• Task: Repeat the whole listing exactly as written.

• Records for processing:
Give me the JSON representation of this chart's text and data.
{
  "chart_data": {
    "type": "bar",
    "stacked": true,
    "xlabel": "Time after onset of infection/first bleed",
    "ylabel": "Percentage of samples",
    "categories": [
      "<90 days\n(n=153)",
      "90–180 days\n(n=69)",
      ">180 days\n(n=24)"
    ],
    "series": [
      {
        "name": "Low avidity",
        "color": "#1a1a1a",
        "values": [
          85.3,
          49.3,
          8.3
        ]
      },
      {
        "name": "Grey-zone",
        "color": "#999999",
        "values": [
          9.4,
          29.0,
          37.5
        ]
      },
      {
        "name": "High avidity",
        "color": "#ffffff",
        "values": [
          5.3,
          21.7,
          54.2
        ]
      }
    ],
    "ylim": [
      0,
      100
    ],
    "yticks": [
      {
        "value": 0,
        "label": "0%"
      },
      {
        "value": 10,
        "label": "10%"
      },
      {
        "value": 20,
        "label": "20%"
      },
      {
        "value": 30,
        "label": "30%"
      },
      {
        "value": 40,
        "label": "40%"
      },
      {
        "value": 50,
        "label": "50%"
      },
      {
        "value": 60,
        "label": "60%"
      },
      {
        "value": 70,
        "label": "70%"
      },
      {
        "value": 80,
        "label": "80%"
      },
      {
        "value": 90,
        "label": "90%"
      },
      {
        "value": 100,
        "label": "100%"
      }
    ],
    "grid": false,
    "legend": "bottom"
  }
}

• Solution for this problem:
Give me the JSON representation of this chart's text and data.
{
  "chart_data": {
    "type": "bar",
    "stacked": true,
    "xlabel": "Time after onset of infection/first bleed",
    "ylabel": "Percentage of samples",
    "categories": [
      "<90 days\n(n=153)",
      "90–180 days\n(n=69)",
      ">180 days\n(n=24)"
    ],
    "series": [
      {
        "name": "Low avidity",
        "color": "#1a1a1a",
        "values": [
          85.3,
          49.3,
          8.3
        ]
      },
      {
        "name": "Grey-zone",
        "color": "#999999",
        "values": [
          9.4,
          29.0,
          37.5
        ]
      },
      {
        "name": "High avidity",
        "color": "#ffffff",
        "values": [
          5.3,
          21.7,
          54.2
        ]
      }
    ],
    "ylim": [
      0,
      100
    ],
    "yticks": [
      {
        "value": 0,
        "label": "0%"
      },
      {
        "value": 10,
        "label": "10%"
      },
      {
        "value": 20,
        "label": "20%"
      },
      {
        "value": 30,
        "label": "30%"
      },
      {
        "value": 40,
        "label": "40%"
      },
      {
        "value": 50,
        "label": "50%"
      },
      {
        "value": 60,
        "label": "60%"
      },
      {
        "value": 70,
        "label": "70%"
      },
      {
        "value": 80,
        "label": "80%"
      },
      {
        "value": 90,
        "label": "90%"
      },
      {
        "value": 100,
        "label": "100%"
      }
    ],
    "grid": false,
    "legend": "bottom"
  }
}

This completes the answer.